Where a line contains the word "location", copy that line in full.
*** AVAILABLE DATA ***
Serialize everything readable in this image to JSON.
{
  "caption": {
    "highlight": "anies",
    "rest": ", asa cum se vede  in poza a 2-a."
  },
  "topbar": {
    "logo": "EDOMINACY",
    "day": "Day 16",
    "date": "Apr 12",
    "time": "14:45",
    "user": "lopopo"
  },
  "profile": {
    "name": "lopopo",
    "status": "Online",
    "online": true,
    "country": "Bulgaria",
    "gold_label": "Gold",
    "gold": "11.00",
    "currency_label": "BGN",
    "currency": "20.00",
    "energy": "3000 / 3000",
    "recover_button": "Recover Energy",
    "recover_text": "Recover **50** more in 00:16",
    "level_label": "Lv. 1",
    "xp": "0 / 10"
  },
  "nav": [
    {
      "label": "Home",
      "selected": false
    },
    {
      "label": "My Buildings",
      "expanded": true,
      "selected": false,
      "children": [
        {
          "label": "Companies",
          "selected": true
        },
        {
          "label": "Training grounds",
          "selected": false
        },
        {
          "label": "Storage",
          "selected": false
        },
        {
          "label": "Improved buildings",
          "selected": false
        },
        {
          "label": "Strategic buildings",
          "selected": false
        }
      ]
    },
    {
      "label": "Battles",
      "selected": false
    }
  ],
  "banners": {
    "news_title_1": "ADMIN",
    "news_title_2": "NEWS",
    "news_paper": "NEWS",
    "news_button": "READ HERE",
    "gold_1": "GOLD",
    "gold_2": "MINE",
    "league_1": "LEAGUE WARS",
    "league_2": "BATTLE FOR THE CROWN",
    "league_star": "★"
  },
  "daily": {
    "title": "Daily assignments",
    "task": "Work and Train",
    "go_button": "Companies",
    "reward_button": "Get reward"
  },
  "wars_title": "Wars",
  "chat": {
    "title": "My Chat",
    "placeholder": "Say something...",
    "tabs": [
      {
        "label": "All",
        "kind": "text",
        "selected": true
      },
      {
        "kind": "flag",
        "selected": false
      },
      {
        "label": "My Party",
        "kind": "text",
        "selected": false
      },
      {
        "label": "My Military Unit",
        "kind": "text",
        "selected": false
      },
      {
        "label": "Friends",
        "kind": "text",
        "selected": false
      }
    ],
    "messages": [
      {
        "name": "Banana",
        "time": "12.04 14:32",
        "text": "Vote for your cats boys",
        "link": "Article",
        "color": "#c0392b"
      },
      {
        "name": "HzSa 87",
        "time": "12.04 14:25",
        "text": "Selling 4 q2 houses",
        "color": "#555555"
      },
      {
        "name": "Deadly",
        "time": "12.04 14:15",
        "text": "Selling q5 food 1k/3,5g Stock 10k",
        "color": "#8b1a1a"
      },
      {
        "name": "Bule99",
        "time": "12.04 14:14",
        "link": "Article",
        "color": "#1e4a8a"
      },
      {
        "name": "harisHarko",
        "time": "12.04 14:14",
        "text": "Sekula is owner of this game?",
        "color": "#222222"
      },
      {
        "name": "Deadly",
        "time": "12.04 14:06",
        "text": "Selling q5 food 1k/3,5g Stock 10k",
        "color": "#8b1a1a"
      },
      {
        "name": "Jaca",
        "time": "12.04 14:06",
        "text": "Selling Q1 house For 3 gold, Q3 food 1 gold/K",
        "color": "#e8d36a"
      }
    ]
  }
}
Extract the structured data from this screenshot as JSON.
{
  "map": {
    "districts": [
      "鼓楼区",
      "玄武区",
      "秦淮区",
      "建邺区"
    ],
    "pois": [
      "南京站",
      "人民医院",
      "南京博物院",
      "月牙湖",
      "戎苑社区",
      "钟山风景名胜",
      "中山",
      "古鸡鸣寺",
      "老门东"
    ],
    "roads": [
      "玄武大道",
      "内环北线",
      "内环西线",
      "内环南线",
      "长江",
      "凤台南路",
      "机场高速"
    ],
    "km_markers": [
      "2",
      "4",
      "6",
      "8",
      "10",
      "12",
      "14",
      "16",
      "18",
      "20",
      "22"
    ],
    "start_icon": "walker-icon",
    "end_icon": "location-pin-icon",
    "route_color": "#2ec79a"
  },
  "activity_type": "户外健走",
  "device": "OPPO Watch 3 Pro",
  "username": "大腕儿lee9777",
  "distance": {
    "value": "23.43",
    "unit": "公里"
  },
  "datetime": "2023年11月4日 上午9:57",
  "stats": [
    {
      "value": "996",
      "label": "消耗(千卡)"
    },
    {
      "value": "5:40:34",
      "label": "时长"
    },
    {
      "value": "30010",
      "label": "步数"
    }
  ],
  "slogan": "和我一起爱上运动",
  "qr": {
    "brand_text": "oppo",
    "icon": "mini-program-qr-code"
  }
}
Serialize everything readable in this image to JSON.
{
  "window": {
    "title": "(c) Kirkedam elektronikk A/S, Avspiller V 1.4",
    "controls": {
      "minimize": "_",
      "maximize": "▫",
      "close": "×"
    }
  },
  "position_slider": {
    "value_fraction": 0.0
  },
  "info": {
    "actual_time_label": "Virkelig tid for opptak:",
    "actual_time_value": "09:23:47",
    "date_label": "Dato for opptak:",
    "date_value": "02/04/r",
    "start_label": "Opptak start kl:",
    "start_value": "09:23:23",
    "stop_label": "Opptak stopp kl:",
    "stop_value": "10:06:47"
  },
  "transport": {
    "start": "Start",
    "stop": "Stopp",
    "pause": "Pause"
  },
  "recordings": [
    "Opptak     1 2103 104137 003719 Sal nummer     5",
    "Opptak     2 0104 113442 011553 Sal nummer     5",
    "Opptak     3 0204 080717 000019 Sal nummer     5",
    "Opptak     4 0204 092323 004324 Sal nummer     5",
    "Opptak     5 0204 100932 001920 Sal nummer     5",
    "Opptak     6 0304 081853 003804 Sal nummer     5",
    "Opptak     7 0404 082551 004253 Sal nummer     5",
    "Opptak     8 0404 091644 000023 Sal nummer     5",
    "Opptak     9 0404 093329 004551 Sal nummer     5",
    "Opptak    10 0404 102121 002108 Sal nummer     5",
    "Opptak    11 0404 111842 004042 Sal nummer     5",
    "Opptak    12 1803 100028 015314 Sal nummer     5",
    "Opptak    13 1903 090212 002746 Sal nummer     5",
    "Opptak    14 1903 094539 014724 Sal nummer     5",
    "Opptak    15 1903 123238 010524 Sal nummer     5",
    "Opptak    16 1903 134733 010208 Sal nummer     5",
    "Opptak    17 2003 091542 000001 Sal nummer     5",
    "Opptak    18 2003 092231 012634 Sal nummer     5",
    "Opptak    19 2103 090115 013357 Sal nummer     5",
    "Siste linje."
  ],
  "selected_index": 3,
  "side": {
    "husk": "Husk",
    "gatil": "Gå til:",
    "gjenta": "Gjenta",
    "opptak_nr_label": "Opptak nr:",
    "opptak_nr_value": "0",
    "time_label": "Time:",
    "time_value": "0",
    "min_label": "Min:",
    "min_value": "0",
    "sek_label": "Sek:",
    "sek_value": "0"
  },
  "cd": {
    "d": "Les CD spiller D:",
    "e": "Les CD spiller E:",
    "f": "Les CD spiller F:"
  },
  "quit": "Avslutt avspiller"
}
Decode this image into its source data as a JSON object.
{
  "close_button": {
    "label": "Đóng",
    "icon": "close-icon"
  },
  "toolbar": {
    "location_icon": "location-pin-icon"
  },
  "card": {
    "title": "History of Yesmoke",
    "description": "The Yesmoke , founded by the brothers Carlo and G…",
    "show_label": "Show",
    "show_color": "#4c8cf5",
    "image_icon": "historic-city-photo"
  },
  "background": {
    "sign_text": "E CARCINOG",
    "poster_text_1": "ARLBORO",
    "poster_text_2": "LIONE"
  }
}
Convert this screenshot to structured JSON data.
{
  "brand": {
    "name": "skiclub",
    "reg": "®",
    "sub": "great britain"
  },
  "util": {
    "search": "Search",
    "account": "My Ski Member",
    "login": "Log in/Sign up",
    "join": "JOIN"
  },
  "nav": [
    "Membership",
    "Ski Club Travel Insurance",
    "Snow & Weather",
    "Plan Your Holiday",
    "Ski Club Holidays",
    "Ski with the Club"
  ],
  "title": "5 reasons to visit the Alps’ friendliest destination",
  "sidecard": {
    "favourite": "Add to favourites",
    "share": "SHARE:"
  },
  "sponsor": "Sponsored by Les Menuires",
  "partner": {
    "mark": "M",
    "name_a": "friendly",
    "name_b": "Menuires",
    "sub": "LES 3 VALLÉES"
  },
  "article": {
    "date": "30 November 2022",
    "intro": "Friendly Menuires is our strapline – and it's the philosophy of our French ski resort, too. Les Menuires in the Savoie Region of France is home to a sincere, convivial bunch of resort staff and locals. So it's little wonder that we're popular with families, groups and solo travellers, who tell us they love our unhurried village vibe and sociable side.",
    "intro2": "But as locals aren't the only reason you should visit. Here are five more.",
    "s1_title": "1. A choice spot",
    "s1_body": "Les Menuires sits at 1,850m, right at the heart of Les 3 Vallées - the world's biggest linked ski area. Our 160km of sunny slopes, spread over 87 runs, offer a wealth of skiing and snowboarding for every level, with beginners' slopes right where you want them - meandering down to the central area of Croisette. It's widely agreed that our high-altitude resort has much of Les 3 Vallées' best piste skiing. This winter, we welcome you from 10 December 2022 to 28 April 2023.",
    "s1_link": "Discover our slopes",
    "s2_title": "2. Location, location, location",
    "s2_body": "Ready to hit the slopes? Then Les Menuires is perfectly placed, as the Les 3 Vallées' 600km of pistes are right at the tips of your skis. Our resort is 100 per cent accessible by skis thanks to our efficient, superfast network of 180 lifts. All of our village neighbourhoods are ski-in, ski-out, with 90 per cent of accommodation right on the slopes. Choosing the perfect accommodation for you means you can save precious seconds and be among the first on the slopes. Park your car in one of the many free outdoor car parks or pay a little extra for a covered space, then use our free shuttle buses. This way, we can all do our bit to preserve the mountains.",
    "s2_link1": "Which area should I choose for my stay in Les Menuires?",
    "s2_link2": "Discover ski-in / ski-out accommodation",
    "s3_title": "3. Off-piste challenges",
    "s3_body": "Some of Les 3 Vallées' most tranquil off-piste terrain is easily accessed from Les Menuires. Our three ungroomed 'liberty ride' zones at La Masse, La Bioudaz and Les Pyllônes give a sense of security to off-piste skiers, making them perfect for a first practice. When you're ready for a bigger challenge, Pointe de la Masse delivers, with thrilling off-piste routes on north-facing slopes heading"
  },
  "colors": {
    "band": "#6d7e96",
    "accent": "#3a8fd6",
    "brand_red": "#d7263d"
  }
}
***
**RESULT:**
    "end_icon": "location-pin-icon",
    "location_icon": "location-pin-icon"
    "s2_title": "2. Location, location, location",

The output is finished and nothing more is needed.